• _SHORT EXERCISE_:
Go through the listing and write out all of it exactly.

## Start

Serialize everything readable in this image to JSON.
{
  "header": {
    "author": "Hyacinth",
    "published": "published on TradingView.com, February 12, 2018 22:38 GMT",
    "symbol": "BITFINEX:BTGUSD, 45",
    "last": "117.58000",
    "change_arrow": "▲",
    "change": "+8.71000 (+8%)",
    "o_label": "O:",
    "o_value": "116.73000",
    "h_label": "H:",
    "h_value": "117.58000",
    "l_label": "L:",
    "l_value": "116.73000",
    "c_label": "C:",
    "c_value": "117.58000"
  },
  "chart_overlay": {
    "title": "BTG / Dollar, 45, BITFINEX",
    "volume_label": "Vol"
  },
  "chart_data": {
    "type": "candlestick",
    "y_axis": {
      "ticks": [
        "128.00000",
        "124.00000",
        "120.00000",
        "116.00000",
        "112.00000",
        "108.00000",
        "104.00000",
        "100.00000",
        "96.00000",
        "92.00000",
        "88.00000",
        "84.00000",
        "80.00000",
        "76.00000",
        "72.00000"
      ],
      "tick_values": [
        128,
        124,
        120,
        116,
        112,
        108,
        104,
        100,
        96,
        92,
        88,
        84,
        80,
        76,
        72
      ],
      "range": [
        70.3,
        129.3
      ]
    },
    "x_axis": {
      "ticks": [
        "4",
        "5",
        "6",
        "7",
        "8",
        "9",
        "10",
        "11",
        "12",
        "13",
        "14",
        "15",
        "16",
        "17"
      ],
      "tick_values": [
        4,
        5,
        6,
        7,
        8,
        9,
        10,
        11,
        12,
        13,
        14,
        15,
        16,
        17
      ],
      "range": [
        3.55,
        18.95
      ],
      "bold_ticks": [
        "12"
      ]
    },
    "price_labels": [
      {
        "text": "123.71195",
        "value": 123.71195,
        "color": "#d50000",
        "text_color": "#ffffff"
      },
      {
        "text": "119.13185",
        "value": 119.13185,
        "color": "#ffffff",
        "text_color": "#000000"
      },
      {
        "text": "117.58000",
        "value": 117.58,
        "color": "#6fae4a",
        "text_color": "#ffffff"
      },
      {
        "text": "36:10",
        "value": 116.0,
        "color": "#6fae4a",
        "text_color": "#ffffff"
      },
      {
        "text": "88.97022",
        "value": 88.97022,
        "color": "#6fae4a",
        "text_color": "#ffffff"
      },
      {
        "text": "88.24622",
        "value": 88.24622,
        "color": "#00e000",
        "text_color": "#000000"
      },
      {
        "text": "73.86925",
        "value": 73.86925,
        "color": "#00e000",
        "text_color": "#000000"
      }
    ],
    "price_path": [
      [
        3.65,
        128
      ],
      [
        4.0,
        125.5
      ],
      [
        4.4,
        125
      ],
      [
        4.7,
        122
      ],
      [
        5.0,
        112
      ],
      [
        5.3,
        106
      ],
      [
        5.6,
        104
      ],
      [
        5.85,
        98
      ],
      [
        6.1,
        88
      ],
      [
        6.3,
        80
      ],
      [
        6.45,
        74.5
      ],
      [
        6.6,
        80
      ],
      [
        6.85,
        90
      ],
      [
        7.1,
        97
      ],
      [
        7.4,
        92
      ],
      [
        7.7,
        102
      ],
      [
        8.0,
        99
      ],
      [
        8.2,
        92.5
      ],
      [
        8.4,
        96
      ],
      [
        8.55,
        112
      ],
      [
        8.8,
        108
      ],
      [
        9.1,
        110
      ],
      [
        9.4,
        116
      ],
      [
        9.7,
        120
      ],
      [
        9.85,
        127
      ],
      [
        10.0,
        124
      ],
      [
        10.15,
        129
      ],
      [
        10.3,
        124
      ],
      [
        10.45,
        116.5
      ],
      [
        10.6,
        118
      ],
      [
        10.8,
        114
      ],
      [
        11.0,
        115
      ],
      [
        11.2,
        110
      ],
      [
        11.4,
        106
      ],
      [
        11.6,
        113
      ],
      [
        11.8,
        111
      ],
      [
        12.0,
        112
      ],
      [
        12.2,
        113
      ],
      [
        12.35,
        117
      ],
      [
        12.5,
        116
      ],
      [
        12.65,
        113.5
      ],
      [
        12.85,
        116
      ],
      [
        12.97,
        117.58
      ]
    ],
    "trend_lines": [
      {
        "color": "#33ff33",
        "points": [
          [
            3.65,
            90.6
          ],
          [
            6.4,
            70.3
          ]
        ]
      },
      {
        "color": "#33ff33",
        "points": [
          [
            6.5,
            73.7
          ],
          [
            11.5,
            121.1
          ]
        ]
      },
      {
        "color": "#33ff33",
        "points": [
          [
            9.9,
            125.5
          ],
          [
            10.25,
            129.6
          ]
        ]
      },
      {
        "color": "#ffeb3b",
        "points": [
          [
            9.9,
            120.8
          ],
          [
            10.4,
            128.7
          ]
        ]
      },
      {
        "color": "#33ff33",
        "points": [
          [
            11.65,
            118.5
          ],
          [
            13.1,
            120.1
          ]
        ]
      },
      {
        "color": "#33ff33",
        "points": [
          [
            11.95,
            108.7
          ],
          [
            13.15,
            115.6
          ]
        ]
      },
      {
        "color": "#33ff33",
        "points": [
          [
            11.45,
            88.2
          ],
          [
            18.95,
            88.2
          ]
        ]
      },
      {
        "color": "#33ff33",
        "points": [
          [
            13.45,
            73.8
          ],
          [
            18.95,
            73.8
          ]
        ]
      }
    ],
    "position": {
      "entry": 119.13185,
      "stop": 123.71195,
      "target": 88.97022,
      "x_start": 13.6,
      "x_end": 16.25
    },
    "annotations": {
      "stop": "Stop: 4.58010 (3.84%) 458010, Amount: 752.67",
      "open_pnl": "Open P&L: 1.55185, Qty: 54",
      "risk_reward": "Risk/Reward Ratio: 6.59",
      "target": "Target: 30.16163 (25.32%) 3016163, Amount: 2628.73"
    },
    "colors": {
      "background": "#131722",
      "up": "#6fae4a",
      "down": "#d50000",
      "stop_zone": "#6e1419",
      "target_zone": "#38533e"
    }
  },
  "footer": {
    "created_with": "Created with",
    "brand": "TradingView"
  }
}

## End

• _THE COMPLETED TASK_:
Serialize everything readable in this image to JSON.
{
  "header": {
    "author": "Hyacinth",
    "published": "published on TradingView.com, February 12, 2018 22:38 GMT",
    "symbol": "BITFINEX:BTGUSD, 45",
    "last": "117.58000",
    "change_arrow": "▲",
    "change": "+8.71000 (+8%)",
    "o_label": "O:",
    "o_value": "116.73000",
    "h_label": "H:",
    "h_value": "117.58000",
    "l_label": "L:",
    "l_value": "116.73000",
    "c_label": "C:",
    "c_value": "117.58000"
  },
  "chart_overlay": {
    "title": "BTG / Dollar, 45, BITFINEX",
    "volume_label": "Vol"
  },
  "chart_data": {
    "type": "candlestick",
    "y_axis": {
      "ticks": [
        "128.00000",
        "124.00000",
        "120.00000",
        "116.00000",
        "112.00000",
        "108.00000",
        "104.00000",
        "100.00000",
        "96.00000",
        "92.00000",
        "88.00000",
        "84.00000",
        "80.00000",
        "76.00000",
        "72.00000"
      ],
      "tick_values": [
        128,
        124,
        120,
        116,
        112,
        108,
        104,
        100,
        96,
        92,
        88,
        84,
        80,
        76,
        72
      ],
      "range": [
        70.3,
        129.3
      ]
    },
    "x_axis": {
      "ticks": [
        "4",
        "5",
        "6",
        "7",
        "8",
        "9",
        "10",
        "11",
        "12",
        "13",
        "14",
        "15",
        "16",
        "17"
      ],
      "tick_values": [
        4,
        5,
        6,
        7,
        8,
        9,
        10,
        11,
        12,
        13,
        14,
        15,
        16,
        17
      ],
      "range": [
        3.55,
        18.95
      ],
      "bold_ticks": [
        "12"
      ]
    },
    "price_labels": [
      {
        "text": "123.71195",
        "value": 123.71195,
        "color": "#d50000",
        "text_color": "#ffffff"
      },
      {
        "text": "119.13185",
        "value": 119.13185,
        "color": "#ffffff",
        "text_color": "#000000"
      },
      {
        "text": "117.58000",
        "value": 117.58,
        "color": "#6fae4a",
        "text_color": "#ffffff"
      },
      {
        "text": "36:10",
        "value": 116.0,
        "color": "#6fae4a",
        "text_color": "#ffffff"
      },
      {
        "text": "88.97022",
        "value": 88.97022,
        "color": "#6fae4a",
        "text_color": "#ffffff"
      },
      {
        "text": "88.24622",
        "value": 88.24622,
        "color": "#00e000",
        "text_color": "#000000"
      },
      {
        "text": "73.86925",
        "value": 73.86925,
        "color": "#00e000",
        "text_color": "#000000"
      }
    ],
    "price_path": [
      [
        3.65,
        128
      ],
      [
        4.0,
        125.5
      ],
      [
        4.4,
        125
      ],
      [
        4.7,
        122
      ],
      [
        5.0,
        112
      ],
      [
        5.3,
        106
      ],
      [
        5.6,
        104
      ],
      [
        5.85,
        98
      ],
      [
        6.1,
        88
      ],
      [
        6.3,
        80
      ],
      [
        6.45,
        74.5
      ],
      [
        6.6,
        80
      ],
      [
        6.85,
        90
      ],
      [
        7.1,
        97
      ],
      [
        7.4,
        92
      ],
      [
        7.7,
        102
      ],
      [
        8.0,
        99
      ],
      [
        8.2,
        92.5
      ],
      [
        8.4,
        96
      ],
      [
        8.55,
        112
      ],
      [
        8.8,
        108
      ],
      [
        9.1,
        110
      ],
      [
        9.4,
        116
      ],
      [
        9.7,
        120
      ],
      [
        9.85,
        127
      ],
      [
        10.0,
        124
      ],
      [
        10.15,
        129
      ],
      [
        10.3,
        124
      ],
      [
        10.45,
        116.5
      ],
      [
        10.6,
        118
      ],
      [
        10.8,
        114
      ],
      [
        11.0,
        115
      ],
      [
        11.2,
        110
      ],
      [
        11.4,
        106
      ],
      [
        11.6,
        113
      ],
      [
        11.8,
        111
      ],
      [
        12.0,
        112
      ],
      [
        12.2,
        113
      ],
      [
        12.35,
        117
      ],
      [
        12.5,
        116
      ],
      [
        12.65,
        113.5
      ],
      [
        12.85,
        116
      ],
      [
        12.97,
        117.58
      ]
    ],
    "trend_lines": [
      {
        "color": "#33ff33",
        "points": [
          [
            3.65,
            90.6
          ],
          [
            6.4,
            70.3
          ]
        ]
      },
      {
        "color": "#33ff33",
        "points": [
          [
            6.5,
            73.7
          ],
          [
            11.5,
            121.1
          ]
        ]
      },
      {
        "color": "#33ff33",
        "points": [
          [
            9.9,
            125.5
          ],
          [
            10.25,
            129.6
          ]
        ]
      },
      {
        "color": "#ffeb3b",
        "points": [
          [
            9.9,
            120.8
          ],
          [
            10.4,
            128.7
          ]
        ]
      },
      {
        "color": "#33ff33",
        "points": [
          [
            11.65,
            118.5
          ],
          [
            13.1,
            120.1
          ]
        ]
      },
      {
        "color": "#33ff33",
        "points": [
          [
            11.95,
            108.7
          ],
          [
            13.15,
            115.6
          ]
        ]
      },
      {
        "color": "#33ff33",
        "points": [
          [
            11.45,
            88.2
          ],
          [
            18.95,
            88.2
          ]
        ]
      },
      {
        "color": "#33ff33",
        "points": [
          [
            13.45,
            73.8
          ],
          [
            18.95,
            73.8
          ]
        ]
      }
    ],
    "position": {
      "entry": 119.13185,
      "stop": 123.71195,
      "target": 88.97022,
      "x_start": 13.6,
      "x_end": 16.25
    },
    "annotations": {
      "stop": "Stop: 4.58010 (3.84%) 458010, Amount: 752.67",
      "open_pnl": "Open P&L: 1.55185, Qty: 54",
      "risk_reward": "Risk/Reward Ratio: 6.59",
      "target": "Target: 30.16163 (25.32%) 3016163, Amount: 2628.73"
    },
    "colors": {
      "background": "#131722",
      "up": "#6fae4a",
      "down": "#d50000",
      "stop_zone": "#6e1419",
      "target_zone": "#38533e"
    }
  },
  "footer": {
    "created_with": "Created with",
    "brand": "TradingView"
  }
}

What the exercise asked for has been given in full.